▶ [Written exercise]: Write out every entry exactly as it stands.

▶ [Dataset]:
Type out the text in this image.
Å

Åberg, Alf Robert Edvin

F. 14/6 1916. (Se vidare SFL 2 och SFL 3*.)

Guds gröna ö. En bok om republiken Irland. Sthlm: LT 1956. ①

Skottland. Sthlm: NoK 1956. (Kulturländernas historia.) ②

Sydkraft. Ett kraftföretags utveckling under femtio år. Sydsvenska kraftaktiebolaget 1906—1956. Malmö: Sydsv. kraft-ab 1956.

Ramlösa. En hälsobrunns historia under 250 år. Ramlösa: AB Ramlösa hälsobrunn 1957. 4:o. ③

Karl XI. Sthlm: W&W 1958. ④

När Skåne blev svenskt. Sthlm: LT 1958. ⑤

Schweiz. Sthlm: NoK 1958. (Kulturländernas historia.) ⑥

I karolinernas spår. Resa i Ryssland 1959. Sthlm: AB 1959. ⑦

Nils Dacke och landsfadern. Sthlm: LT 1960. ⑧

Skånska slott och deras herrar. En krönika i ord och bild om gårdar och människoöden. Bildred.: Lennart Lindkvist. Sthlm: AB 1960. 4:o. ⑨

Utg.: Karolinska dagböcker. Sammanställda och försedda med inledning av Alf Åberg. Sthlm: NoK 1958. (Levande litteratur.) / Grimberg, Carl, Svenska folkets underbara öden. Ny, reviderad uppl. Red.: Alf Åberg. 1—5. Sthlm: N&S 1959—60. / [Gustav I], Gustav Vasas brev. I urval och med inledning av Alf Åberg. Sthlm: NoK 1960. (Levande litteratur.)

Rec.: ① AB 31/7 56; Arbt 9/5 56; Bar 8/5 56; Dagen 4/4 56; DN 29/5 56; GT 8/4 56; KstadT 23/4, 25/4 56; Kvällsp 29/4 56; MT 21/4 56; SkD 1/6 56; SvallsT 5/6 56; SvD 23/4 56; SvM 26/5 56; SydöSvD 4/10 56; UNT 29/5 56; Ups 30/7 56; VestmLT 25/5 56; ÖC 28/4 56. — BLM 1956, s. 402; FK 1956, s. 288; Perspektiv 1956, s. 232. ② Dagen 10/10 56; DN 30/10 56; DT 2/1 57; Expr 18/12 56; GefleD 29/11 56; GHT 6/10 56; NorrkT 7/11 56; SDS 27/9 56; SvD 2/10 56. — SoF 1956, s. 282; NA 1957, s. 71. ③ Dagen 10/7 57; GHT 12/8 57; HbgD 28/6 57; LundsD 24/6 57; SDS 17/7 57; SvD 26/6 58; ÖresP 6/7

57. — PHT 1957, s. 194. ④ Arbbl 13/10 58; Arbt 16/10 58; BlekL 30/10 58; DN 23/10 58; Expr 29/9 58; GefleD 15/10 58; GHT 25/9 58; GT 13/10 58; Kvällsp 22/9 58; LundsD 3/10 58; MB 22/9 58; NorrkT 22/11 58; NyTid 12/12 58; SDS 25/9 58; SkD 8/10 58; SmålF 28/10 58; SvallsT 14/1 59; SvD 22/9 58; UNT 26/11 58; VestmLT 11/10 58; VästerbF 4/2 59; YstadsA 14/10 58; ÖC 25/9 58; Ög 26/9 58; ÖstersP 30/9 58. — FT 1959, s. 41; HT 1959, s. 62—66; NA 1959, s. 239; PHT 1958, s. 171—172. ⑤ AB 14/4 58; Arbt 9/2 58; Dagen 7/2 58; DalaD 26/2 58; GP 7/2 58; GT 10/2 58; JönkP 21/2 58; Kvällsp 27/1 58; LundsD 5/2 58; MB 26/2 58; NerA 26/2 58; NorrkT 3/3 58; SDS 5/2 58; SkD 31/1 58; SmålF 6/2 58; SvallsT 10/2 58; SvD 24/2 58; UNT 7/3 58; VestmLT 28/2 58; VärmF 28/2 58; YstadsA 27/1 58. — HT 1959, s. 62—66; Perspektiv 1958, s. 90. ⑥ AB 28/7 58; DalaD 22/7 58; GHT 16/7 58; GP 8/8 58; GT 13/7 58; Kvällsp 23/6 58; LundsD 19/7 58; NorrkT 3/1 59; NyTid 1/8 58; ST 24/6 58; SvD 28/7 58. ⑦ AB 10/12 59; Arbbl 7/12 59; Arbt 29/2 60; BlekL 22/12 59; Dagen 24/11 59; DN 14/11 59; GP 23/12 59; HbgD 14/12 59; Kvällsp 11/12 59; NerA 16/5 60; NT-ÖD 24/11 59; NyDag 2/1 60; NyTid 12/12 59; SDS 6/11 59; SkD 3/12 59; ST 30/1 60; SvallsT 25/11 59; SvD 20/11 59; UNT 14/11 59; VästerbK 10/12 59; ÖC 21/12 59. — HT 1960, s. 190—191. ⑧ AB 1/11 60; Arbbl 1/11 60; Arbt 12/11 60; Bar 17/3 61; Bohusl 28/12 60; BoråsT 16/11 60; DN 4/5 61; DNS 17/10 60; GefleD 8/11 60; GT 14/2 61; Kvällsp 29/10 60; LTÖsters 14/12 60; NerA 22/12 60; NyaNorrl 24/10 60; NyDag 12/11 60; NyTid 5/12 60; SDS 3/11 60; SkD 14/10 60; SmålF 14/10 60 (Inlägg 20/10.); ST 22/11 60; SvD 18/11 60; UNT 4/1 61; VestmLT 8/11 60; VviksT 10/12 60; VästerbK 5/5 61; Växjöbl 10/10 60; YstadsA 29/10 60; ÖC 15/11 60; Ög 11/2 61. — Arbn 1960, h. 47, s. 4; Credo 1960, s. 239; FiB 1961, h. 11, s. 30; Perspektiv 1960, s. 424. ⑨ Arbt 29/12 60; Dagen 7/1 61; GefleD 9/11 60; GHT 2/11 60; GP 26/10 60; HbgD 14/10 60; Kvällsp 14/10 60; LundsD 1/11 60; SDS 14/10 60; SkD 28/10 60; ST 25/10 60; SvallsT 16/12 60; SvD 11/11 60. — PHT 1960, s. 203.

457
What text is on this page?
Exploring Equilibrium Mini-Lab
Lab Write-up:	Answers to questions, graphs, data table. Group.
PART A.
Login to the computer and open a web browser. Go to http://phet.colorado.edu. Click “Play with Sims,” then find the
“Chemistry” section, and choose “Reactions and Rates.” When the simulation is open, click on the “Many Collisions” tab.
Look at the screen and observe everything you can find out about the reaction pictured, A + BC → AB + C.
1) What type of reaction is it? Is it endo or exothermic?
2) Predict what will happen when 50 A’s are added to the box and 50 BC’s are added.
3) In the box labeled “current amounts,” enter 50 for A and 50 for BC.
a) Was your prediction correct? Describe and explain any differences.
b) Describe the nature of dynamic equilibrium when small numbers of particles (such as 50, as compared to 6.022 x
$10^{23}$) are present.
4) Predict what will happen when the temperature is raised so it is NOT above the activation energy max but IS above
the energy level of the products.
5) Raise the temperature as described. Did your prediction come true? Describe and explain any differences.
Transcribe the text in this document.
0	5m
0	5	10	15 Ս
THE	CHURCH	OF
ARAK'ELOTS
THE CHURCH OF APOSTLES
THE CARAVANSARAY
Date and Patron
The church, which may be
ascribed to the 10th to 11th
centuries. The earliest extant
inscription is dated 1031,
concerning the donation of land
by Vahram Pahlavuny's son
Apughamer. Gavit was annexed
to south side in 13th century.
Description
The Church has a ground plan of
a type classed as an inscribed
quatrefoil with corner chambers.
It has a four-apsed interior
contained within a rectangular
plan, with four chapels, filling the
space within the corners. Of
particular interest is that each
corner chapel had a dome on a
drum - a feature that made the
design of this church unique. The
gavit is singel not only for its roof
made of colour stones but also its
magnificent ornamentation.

▶ [Full output]:
Type out the text in this image.
Å

Åberg, Alf Robert Edvin

F. 14/6 1916. (Se vidare SFL 2 och SFL 3*.)

Guds gröna ö. En bok om republiken Irland. Sthlm: LT 1956. ①

Skottland. Sthlm: NoK 1956. (Kulturländernas historia.) ②

Sydkraft. Ett kraftföretags utveckling under femtio år. Sydsvenska kraftaktiebolaget 1906—1956. Malmö: Sydsv. kraft-ab 1956.

Ramlösa. En hälsobrunns historia under 250 år. Ramlösa: AB Ramlösa hälsobrunn 1957. 4:o. ③

Karl XI. Sthlm: W&W 1958. ④

När Skåne blev svenskt. Sthlm: LT 1958. ⑤

Schweiz. Sthlm: NoK 1958. (Kulturländernas historia.) ⑥

I karolinernas spår. Resa i Ryssland 1959. Sthlm: AB 1959. ⑦

Nils Dacke och landsfadern. Sthlm: LT 1960. ⑧

Skånska slott och deras herrar. En krönika i ord och bild om gårdar och människoöden. Bildred.: Lennart Lindkvist. Sthlm: AB 1960. 4:o. ⑨

Utg.: Karolinska dagböcker. Sammanställda och försedda med inledning av Alf Åberg. Sthlm: NoK 1958. (Levande litteratur.) / Grimberg, Carl, Svenska folkets underbara öden. Ny, reviderad uppl. Red.: Alf Åberg. 1—5. Sthlm: N&S 1959—60. / [Gustav I], Gustav Vasas brev. I urval och med inledning av Alf Åberg. Sthlm: NoK 1960. (Levande litteratur.)

Rec.: ① AB 31/7 56; Arbt 9/5 56; Bar 8/5 56; Dagen 4/4 56; DN 29/5 56; GT 8/4 56; KstadT 23/4, 25/4 56; Kvällsp 29/4 56; MT 21/4 56; SkD 1/6 56; SvallsT 5/6 56; SvD 23/4 56; SvM 26/5 56; SydöSvD 4/10 56; UNT 29/5 56; Ups 30/7 56; VestmLT 25/5 56; ÖC 28/4 56. — BLM 1956, s. 402; FK 1956, s. 288; Perspektiv 1956, s. 232. ② Dagen 10/10 56; DN 30/10 56; DT 2/1 57; Expr 18/12 56; GefleD 29/11 56; GHT 6/10 56; NorrkT 7/11 56; SDS 27/9 56; SvD 2/10 56. — SoF 1956, s. 282; NA 1957, s. 71. ③ Dagen 10/7 57; GHT 12/8 57; HbgD 28/6 57; LundsD 24/6 57; SDS 17/7 57; SvD 26/6 58; ÖresP 6/7

57. — PHT 1957, s. 194. ④ Arbbl 13/10 58; Arbt 16/10 58; BlekL 30/10 58; DN 23/10 58; Expr 29/9 58; GefleD 15/10 58; GHT 25/9 58; GT 13/10 58; Kvällsp 22/9 58; LundsD 3/10 58; MB 22/9 58; NorrkT 22/11 58; NyTid 12/12 58; SDS 25/9 58; SkD 8/10 58; SmålF 28/10 58; SvallsT 14/1 59; SvD 22/9 58; UNT 26/11 58; VestmLT 11/10 58; VästerbF 4/2 59; YstadsA 14/10 58; ÖC 25/9 58; Ög 26/9 58; ÖstersP 30/9 58. — FT 1959, s. 41; HT 1959, s. 62—66; NA 1959, s. 239; PHT 1958, s. 171—172. ⑤ AB 14/4 58; Arbt 9/2 58; Dagen 7/2 58; DalaD 26/2 58; GP 7/2 58; GT 10/2 58; JönkP 21/2 58; Kvällsp 27/1 58; LundsD 5/2 58; MB 26/2 58; NerA 26/2 58; NorrkT 3/3 58; SDS 5/2 58; SkD 31/1 58; SmålF 6/2 58; SvallsT 10/2 58; SvD 24/2 58; UNT 7/3 58; VestmLT 28/2 58; VärmF 28/2 58; YstadsA 27/1 58. — HT 1959, s. 62—66; Perspektiv 1958, s. 90. ⑥ AB 28/7 58; DalaD 22/7 58; GHT 16/7 58; GP 8/8 58; GT 13/7 58; Kvällsp 23/6 58; LundsD 19/7 58; NorrkT 3/1 59; NyTid 1/8 58; ST 24/6 58; SvD 28/7 58. ⑦ AB 10/12 59; Arbbl 7/12 59; Arbt 29/2 60; BlekL 22/12 59; Dagen 24/11 59; DN 14/11 59; GP 23/12 59; HbgD 14/12 59; Kvällsp 11/12 59; NerA 16/5 60; NT-ÖD 24/11 59; NyDag 2/1 60; NyTid 12/12 59; SDS 6/11 59; SkD 3/12 59; ST 30/1 60; SvallsT 25/11 59; SvD 20/11 59; UNT 14/11 59; VästerbK 10/12 59; ÖC 21/12 59. — HT 1960, s. 190—191. ⑧ AB 1/11 60; Arbbl 1/11 60; Arbt 12/11 60; Bar 17/3 61; Bohusl 28/12 60; BoråsT 16/11 60; DN 4/5 61; DNS 17/10 60; GefleD 8/11 60; GT 14/2 61; Kvällsp 29/10 60; LTÖsters 14/12 60; NerA 22/12 60; NyaNorrl 24/10 60; NyDag 12/11 60; NyTid 5/12 60; SDS 3/11 60; SkD 14/10 60; SmålF 14/10 60 (Inlägg 20/10.); ST 22/11 60; SvD 18/11 60; UNT 4/1 61; VestmLT 8/11 60; VviksT 10/12 60; VästerbK 5/5 61; Växjöbl 10/10 60; YstadsA 29/10 60; ÖC 15/11 60; Ög 11/2 61. — Arbn 1960, h. 47, s. 4; Credo 1960, s. 239; FiB 1961, h. 11, s. 30; Perspektiv 1960, s. 424. ⑨ Arbt 29/12 60; Dagen 7/1 61; GefleD 9/11 60; GHT 2/11 60; GP 26/10 60; HbgD 14/10 60; Kvällsp 14/10 60; LundsD 1/11 60; SDS 14/10 60; SkD 28/10 60; ST 25/10 60; SvallsT 16/12 60; SvD 11/11 60. — PHT 1960, s. 203.

457
What text is on this page?
Exploring Equilibrium Mini-Lab
Lab Write-up:	Answers to questions, graphs, data table. Group.
PART A.
Login to the computer and open a web browser. Go to http://phet.colorado.edu. Click “Play with Sims,” then find the
“Chemistry” section, and choose “Reactions and Rates.” When the simulation is open, click on the “Many Collisions” tab.
Look at the screen and observe everything you can find out about the reaction pictured, A + BC → AB + C.
1) What type of reaction is it? Is it endo or exothermic?
2) Predict what will happen when 50 A’s are added to the box and 50 BC’s are added.
3) In the box labeled “current amounts,” enter 50 for A and 50 for BC.
a) Was your prediction correct? Describe and explain any differences.
b) Describe the nature of dynamic equilibrium when small numbers of particles (such as 50, as compared to 6.022 x
$10^{23}$) are present.
4) Predict what will happen when the temperature is raised so it is NOT above the activation energy max but IS above
the energy level of the products.
5) Raise the temperature as described. Did your prediction come true? Describe and explain any differences.
Transcribe the text in this document.
0	5m
0	5	10	15 Ս
THE	CHURCH	OF
ARAK'ELOTS
THE CHURCH OF APOSTLES
THE CARAVANSARAY
Date and Patron
The church, which may be
ascribed to the 10th to 11th
centuries. The earliest extant
inscription is dated 1031,
concerning the donation of land
by Vahram Pahlavuny's son
Apughamer. Gavit was annexed
to south side in 13th century.
Description
The Church has a ground plan of
a type classed as an inscribed
quatrefoil with corner chambers.
It has a four-apsed interior
contained within a rectangular
plan, with four chapels, filling the
space within the corners. Of
particular interest is that each
corner chapel had a dome on a
drum - a feature that made the
design of this church unique. The
gavit is singel not only for its roof
made of colour stones but also its
magnificent ornamentation.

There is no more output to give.